--- Start Material for this exercise ---
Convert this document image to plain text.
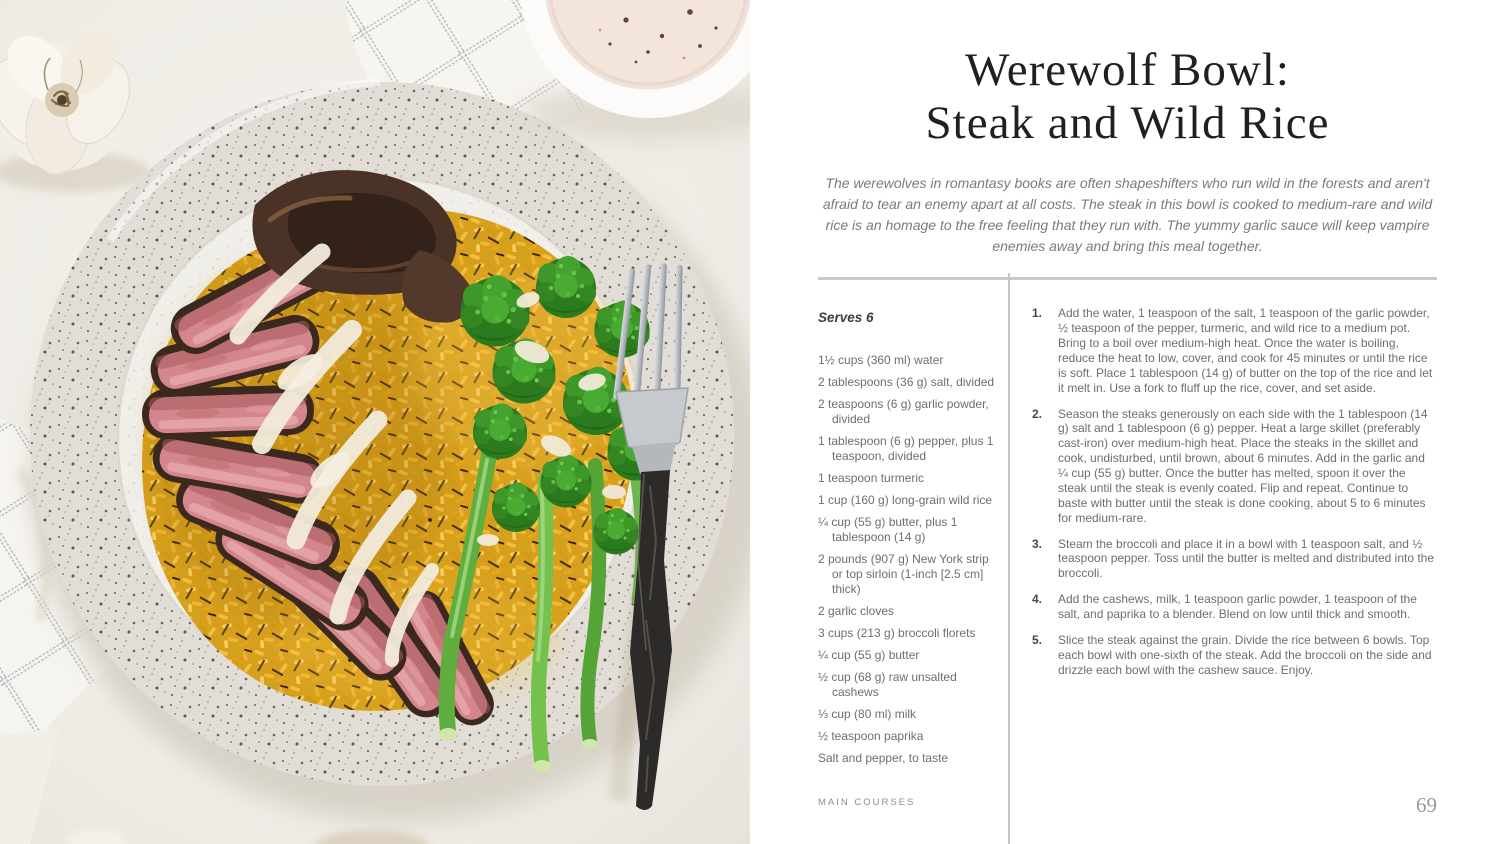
Werewolf Bowl:
Steak and Wild Rice

The werewolves in romantasy books are often shapeshifters who run wild in the forests and aren't afraid to tear an enemy apart at all costs. The steak in this bowl is cooked to medium-rare and wild rice is an homage to the free feeling that they run with. The yummy garlic sauce will keep vampire enemies away and bring this meal together.

Serves 6
1½ cups (360 ml) water
2 tablespoons (36 g) salt, divided
2 teaspoons (6 g) garlic powder, divided
1 tablespoon (6 g) pepper, plus 1 teaspoon, divided
1 teaspoon turmeric
1 cup (160 g) long-grain wild rice
¼ cup (55 g) butter, plus 1 tablespoon (14 g)
2 pounds (907 g) New York strip or top sirloin (1-inch [2.5 cm] thick)
2 garlic cloves
3 cups (213 g) broccoli florets
¼ cup (55 g) butter
½ cup (68 g) raw unsalted cashews
⅓ cup (80 ml) milk
½ teaspoon paprika
Salt and pepper, to taste
1.	Add the water, 1 teaspoon of the salt, 1 teaspoon of the garlic powder, ½ teaspoon of the pepper, turmeric, and wild rice to a medium pot. Bring to a boil over medium-high heat. Once the water is boiling, reduce the heat to low, cover, and cook for 45 minutes or until the rice is soft. Place 1 tablespoon (14 g) of butter on the top of the rice and let it melt in. Use a fork to fluff up the rice, cover, and set aside.
2.	Season the steaks generously on each side with the 1 tablespoon (14 g) salt and 1 tablespoon (6 g) pepper. Heat a large skillet (preferably cast-iron) over medium-high heat. Place the steaks in the skillet and cook, undisturbed, until brown, about 6 minutes. Add in the garlic and ¼ cup (55 g) butter. Once the butter has melted, spoon it over the steak until the steak is evenly coated. Flip and repeat. Continue to baste with butter until the steak is done cooking, about 5 to 6 minutes for medium-rare.
3.	Steam the broccoli and place it in a bowl with 1 teaspoon salt, and ½ teaspoon pepper. Toss until the butter is melted and distributed into the broccoli.
4.	Add the cashews, milk, 1 teaspoon garlic powder, 1 teaspoon of the salt, and paprika to a blender. Blend on low until thick and smooth.
5.	Slice the steak against the grain. Divide the rice between 6 bowls. Top each bowl with one-sixth of the steak. Add the broccoli on the side and drizzle each bowl with the cashew sauce. Enjoy.
MAIN COURSES	69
--- End Material for this exercise ---
What to work on: Would you set down the listing exactly, omitting pictures?

The completed task:
Convert this document image to plain text.
Werewolf Bowl:
Steak and Wild Rice

The werewolves in romantasy books are often shapeshifters who run wild in the forests and aren't afraid to tear an enemy apart at all costs. The steak in this bowl is cooked to medium-rare and wild rice is an homage to the free feeling that they run with. The yummy garlic sauce will keep vampire enemies away and bring this meal together.

Serves 6
1½ cups (360 ml) water
2 tablespoons (36 g) salt, divided
2 teaspoons (6 g) garlic powder, divided
1 tablespoon (6 g) pepper, plus 1 teaspoon, divided
1 teaspoon turmeric
1 cup (160 g) long-grain wild rice
¼ cup (55 g) butter, plus 1 tablespoon (14 g)
2 pounds (907 g) New York strip or top sirloin (1-inch [2.5 cm] thick)
2 garlic cloves
3 cups (213 g) broccoli florets
¼ cup (55 g) butter
½ cup (68 g) raw unsalted cashews
⅓ cup (80 ml) milk
½ teaspoon paprika
Salt and pepper, to taste
1.	Add the water, 1 teaspoon of the salt, 1 teaspoon of the garlic powder, ½ teaspoon of the pepper, turmeric, and wild rice to a medium pot. Bring to a boil over medium-high heat. Once the water is boiling, reduce the heat to low, cover, and cook for 45 minutes or until the rice is soft. Place 1 tablespoon (14 g) of butter on the top of the rice and let it melt in. Use a fork to fluff up the rice, cover, and set aside.
2.	Season the steaks generously on each side with the 1 tablespoon (14 g) salt and 1 tablespoon (6 g) pepper. Heat a large skillet (preferably cast-iron) over medium-high heat. Place the steaks in the skillet and cook, undisturbed, until brown, about 6 minutes. Add in the garlic and ¼ cup (55 g) butter. Once the butter has melted, spoon it over the steak until the steak is evenly coated. Flip and repeat. Continue to baste with butter until the steak is done cooking, about 5 to 6 minutes for medium-rare.
3.	Steam the broccoli and place it in a bowl with 1 teaspoon salt, and ½ teaspoon pepper. Toss until the butter is melted and distributed into the broccoli.
4.	Add the cashews, milk, 1 teaspoon garlic powder, 1 teaspoon of the salt, and paprika to a blender. Blend on low until thick and smooth.
5.	Slice the steak against the grain. Divide the rice between 6 bowls. Top each bowl with one-sixth of the steak. Add the broccoli on the side and drizzle each bowl with the cashew sauce. Enjoy.
MAIN COURSES	69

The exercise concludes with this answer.